# What this task involves
Repeat verbatim every line of the material, beginning at the line that holds "Enumerate this screenshot's" and ending at its last line.

[Collection entries]
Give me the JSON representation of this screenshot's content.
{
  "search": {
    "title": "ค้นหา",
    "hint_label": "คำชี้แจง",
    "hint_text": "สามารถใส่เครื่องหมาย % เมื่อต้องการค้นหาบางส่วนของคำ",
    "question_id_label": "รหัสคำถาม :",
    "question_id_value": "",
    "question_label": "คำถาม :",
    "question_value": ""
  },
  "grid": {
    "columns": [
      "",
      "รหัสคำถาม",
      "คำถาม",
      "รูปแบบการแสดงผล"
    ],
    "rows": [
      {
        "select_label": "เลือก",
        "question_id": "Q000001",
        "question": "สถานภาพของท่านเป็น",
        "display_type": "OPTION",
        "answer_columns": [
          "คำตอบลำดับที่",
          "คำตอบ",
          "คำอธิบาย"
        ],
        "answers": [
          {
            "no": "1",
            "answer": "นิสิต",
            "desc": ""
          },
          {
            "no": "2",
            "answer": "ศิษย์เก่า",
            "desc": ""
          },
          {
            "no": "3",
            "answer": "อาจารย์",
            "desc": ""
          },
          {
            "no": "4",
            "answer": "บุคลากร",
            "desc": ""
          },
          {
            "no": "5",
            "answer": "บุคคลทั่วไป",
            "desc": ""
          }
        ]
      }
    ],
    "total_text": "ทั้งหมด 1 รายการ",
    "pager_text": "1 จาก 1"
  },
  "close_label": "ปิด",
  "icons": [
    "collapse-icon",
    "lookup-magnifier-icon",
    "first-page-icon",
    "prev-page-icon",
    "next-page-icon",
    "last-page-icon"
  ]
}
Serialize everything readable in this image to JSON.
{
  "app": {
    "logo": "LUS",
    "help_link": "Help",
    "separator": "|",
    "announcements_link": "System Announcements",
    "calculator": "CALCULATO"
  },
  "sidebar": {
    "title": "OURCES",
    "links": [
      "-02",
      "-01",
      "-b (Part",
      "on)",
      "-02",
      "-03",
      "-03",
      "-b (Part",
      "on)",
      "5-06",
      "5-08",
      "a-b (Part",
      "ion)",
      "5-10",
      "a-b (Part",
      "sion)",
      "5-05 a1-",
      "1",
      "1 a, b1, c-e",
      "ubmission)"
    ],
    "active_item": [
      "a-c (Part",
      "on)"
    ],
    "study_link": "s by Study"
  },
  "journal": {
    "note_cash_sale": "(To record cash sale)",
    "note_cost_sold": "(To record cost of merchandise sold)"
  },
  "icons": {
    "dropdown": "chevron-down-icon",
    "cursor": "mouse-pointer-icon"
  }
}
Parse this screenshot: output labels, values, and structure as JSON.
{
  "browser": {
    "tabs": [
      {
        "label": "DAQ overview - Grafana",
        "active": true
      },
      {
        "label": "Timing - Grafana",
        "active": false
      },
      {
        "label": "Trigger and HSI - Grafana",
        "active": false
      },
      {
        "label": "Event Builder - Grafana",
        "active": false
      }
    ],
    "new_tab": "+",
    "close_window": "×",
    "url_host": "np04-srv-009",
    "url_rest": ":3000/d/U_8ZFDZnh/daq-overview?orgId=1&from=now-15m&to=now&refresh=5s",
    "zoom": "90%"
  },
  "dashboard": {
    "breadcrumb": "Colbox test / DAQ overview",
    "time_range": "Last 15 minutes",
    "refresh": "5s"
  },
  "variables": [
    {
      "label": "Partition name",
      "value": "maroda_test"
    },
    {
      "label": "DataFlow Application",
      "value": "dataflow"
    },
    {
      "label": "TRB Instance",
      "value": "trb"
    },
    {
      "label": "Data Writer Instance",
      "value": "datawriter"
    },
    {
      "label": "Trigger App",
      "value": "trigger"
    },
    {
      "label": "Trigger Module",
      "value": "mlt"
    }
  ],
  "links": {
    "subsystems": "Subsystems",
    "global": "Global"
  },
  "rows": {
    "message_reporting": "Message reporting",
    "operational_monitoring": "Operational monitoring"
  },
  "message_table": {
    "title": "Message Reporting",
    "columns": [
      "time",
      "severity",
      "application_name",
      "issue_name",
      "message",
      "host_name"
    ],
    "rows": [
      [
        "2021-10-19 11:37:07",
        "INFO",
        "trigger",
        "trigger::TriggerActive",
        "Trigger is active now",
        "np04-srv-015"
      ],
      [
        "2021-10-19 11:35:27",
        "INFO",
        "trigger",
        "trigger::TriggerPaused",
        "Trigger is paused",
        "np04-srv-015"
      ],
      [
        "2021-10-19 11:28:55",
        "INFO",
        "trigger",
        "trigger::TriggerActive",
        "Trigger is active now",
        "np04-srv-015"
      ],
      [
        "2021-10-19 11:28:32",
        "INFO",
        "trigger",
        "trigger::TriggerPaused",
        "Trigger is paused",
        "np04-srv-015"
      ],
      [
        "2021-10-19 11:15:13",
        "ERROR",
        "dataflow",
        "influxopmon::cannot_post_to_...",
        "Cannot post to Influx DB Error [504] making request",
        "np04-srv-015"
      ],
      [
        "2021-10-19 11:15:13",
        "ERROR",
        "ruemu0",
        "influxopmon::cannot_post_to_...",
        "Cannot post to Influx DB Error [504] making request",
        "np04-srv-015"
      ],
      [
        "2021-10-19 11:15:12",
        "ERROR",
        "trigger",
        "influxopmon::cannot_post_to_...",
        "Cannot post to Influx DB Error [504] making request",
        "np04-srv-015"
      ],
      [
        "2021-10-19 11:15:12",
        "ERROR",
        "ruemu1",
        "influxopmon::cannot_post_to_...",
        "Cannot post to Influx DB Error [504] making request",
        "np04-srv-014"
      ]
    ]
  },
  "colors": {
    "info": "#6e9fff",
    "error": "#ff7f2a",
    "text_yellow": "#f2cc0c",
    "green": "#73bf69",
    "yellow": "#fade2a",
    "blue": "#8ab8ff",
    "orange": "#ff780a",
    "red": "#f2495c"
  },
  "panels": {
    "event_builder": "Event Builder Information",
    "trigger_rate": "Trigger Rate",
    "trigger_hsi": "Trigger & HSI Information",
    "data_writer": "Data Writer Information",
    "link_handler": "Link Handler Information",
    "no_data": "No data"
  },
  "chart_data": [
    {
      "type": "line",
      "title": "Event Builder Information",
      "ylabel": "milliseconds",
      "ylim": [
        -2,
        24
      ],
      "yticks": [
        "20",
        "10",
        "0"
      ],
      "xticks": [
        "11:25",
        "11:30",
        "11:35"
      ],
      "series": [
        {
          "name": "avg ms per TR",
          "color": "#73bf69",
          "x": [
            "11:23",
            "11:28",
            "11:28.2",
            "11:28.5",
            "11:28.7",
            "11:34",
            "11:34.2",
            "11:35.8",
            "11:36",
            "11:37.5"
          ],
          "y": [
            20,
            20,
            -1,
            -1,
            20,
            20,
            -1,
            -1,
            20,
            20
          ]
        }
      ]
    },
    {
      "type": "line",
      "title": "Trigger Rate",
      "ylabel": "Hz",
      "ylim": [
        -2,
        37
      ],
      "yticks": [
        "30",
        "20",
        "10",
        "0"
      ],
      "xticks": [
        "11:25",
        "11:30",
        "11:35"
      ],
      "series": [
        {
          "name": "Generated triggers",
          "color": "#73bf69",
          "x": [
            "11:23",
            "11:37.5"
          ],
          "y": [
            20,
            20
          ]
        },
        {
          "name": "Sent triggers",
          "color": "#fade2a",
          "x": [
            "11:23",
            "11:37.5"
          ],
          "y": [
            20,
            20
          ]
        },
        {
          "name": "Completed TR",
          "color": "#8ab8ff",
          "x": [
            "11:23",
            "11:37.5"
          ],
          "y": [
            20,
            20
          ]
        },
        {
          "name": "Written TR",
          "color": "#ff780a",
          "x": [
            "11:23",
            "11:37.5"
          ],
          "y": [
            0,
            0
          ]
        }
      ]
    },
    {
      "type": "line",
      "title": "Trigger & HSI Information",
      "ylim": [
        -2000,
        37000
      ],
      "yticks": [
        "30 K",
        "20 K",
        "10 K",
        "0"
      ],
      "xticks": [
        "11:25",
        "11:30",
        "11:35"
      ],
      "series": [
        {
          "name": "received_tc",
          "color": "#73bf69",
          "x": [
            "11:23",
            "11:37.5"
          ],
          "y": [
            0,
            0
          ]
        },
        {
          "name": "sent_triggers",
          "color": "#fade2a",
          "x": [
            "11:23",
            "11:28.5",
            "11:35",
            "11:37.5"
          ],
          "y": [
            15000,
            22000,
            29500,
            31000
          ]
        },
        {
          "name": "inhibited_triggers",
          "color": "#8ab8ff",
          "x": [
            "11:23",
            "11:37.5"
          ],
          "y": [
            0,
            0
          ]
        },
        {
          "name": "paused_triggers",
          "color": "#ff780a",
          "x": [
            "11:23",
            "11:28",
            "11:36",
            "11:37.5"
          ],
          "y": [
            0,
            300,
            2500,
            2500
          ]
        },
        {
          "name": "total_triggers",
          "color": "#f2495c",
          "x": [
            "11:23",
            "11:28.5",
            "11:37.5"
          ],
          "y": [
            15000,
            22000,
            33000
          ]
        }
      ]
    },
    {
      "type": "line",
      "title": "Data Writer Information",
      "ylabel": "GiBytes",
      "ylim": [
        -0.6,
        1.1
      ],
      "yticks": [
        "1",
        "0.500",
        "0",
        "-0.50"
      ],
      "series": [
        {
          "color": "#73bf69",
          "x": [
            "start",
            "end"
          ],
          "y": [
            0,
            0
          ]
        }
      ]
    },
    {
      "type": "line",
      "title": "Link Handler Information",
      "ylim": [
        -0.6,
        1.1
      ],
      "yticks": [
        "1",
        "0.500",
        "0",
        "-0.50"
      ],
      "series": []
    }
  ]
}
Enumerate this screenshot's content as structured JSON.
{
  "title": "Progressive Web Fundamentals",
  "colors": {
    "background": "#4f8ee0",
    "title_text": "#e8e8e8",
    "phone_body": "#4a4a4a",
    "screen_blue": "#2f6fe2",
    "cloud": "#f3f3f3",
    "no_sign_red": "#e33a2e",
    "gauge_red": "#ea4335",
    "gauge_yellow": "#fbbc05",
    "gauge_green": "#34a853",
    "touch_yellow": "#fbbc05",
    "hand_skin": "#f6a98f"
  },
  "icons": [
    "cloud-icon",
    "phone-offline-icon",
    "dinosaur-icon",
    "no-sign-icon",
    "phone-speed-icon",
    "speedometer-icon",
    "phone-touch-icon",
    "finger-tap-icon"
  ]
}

# Reply
Enumerate this screenshot's content as structured JSON.
{
  "title": "Progressive Web Fundamentals",
  "colors": {
    "background": "#4f8ee0",
    "title_text": "#e8e8e8",
    "phone_body": "#4a4a4a",
    "screen_blue": "#2f6fe2",
    "cloud": "#f3f3f3",
    "no_sign_red": "#e33a2e",
    "gauge_red": "#ea4335",
    "gauge_yellow": "#fbbc05",
    "gauge_green": "#34a853",
    "touch_yellow": "#fbbc05",
    "hand_skin": "#f6a98f"
  },
  "icons": [
    "cloud-icon",
    "phone-offline-icon",
    "dinosaur-icon",
    "no-sign-icon",
    "phone-speed-icon",
    "speedometer-icon",
    "phone-touch-icon",
    "finger-tap-icon"
  ]
}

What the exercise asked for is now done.